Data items
"""
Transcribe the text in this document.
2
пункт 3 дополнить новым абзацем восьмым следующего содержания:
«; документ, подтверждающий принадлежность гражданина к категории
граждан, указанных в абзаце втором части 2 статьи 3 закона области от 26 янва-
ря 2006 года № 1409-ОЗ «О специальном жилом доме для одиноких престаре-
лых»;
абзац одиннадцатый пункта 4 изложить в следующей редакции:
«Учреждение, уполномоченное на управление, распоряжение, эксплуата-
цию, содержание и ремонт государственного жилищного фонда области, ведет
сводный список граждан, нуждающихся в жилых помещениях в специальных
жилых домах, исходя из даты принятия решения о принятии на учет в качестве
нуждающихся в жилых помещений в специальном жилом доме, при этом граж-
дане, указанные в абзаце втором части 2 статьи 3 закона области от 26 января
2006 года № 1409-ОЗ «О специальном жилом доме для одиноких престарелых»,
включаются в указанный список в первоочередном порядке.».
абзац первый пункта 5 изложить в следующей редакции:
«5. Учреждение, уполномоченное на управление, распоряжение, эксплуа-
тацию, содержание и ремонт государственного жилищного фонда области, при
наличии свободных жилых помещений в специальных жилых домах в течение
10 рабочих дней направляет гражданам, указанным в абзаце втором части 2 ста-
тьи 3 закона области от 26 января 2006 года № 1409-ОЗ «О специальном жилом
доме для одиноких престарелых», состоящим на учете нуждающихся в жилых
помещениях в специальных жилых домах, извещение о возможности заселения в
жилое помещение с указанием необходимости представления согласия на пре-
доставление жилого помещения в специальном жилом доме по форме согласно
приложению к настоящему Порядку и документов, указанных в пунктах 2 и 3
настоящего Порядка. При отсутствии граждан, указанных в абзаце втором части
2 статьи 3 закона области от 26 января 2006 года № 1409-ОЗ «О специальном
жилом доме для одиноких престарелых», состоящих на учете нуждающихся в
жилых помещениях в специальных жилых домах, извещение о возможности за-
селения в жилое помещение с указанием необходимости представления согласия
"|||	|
"""
[DO THIS] Every line above should be retyped exactly as given.

[SOLUTION]
Transcribe the text in this document.
2
пункт 3 дополнить новым абзацем восьмым следующего содержания:
«; документ, подтверждающий принадлежность гражданина к категории
граждан, указанных в абзаце втором части 2 статьи 3 закона области от 26 янва-
ря 2006 года № 1409-ОЗ «О специальном жилом доме для одиноких престаре-
лых»;
абзац одиннадцатый пункта 4 изложить в следующей редакции:
«Учреждение, уполномоченное на управление, распоряжение, эксплуата-
цию, содержание и ремонт государственного жилищного фонда области, ведет
сводный список граждан, нуждающихся в жилых помещениях в специальных
жилых домах, исходя из даты принятия решения о принятии на учет в качестве
нуждающихся в жилых помещений в специальном жилом доме, при этом граж-
дане, указанные в абзаце втором части 2 статьи 3 закона области от 26 января
2006 года № 1409-ОЗ «О специальном жилом доме для одиноких престарелых»,
включаются в указанный список в первоочередном порядке.».
абзац первый пункта 5 изложить в следующей редакции:
«5. Учреждение, уполномоченное на управление, распоряжение, эксплуа-
тацию, содержание и ремонт государственного жилищного фонда области, при
наличии свободных жилых помещений в специальных жилых домах в течение
10 рабочих дней направляет гражданам, указанным в абзаце втором части 2 ста-
тьи 3 закона области от 26 января 2006 года № 1409-ОЗ «О специальном жилом
доме для одиноких престарелых», состоящим на учете нуждающихся в жилых
помещениях в специальных жилых домах, извещение о возможности заселения в
жилое помещение с указанием необходимости представления согласия на пре-
доставление жилого помещения в специальном жилом доме по форме согласно
приложению к настоящему Порядку и документов, указанных в пунктах 2 и 3
настоящего Порядка. При отсутствии граждан, указанных в абзаце втором части
2 статьи 3 закона области от 26 января 2006 года № 1409-ОЗ «О специальном
жилом доме для одиноких престарелых», состоящих на учете нуждающихся в
жилых помещениях в специальных жилых домах, извещение о возможности за-
селения в жилое помещение с указанием необходимости представления согласия
"|||	|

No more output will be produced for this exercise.